== Brief ==
Transcribe the full listing below exactly.

Stored dataset items
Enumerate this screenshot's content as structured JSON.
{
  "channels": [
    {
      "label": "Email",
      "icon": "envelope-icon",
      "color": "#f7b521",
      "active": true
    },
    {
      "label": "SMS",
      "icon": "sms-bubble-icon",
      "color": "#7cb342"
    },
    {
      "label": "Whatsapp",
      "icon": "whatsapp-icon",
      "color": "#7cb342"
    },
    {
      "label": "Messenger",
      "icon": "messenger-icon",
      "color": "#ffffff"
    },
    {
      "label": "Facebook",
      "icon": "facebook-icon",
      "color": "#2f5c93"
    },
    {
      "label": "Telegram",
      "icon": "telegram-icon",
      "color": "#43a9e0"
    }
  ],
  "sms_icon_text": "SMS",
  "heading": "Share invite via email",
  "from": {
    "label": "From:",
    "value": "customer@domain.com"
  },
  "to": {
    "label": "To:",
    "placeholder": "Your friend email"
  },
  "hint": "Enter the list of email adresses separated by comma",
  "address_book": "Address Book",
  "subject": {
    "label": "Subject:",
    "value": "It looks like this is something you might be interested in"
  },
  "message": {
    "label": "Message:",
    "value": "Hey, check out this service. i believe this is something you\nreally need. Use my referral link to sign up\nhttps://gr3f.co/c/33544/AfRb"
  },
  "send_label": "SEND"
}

== Exercise result ==
Enumerate this screenshot's content as structured JSON.
{
  "channels": [
    {
      "label": "Email",
      "icon": "envelope-icon",
      "color": "#f7b521",
      "active": true
    },
    {
      "label": "SMS",
      "icon": "sms-bubble-icon",
      "color": "#7cb342"
    },
    {
      "label": "Whatsapp",
      "icon": "whatsapp-icon",
      "color": "#7cb342"
    },
    {
      "label": "Messenger",
      "icon": "messenger-icon",
      "color": "#ffffff"
    },
    {
      "label": "Facebook",
      "icon": "facebook-icon",
      "color": "#2f5c93"
    },
    {
      "label": "Telegram",
      "icon": "telegram-icon",
      "color": "#43a9e0"
    }
  ],
  "sms_icon_text": "SMS",
  "heading": "Share invite via email",
  "from": {
    "label": "From:",
    "value": "customer@domain.com"
  },
  "to": {
    "label": "To:",
    "placeholder": "Your friend email"
  },
  "hint": "Enter the list of email adresses separated by comma",
  "address_book": "Address Book",
  "subject": {
    "label": "Subject:",
    "value": "It looks like this is something you might be interested in"
  },
  "message": {
    "label": "Message:",
    "value": "Hey, check out this service. i believe this is something you\nreally need. Use my referral link to sign up\nhttps://gr3f.co/c/33544/AfRb"
  },
  "send_label": "SEND"
}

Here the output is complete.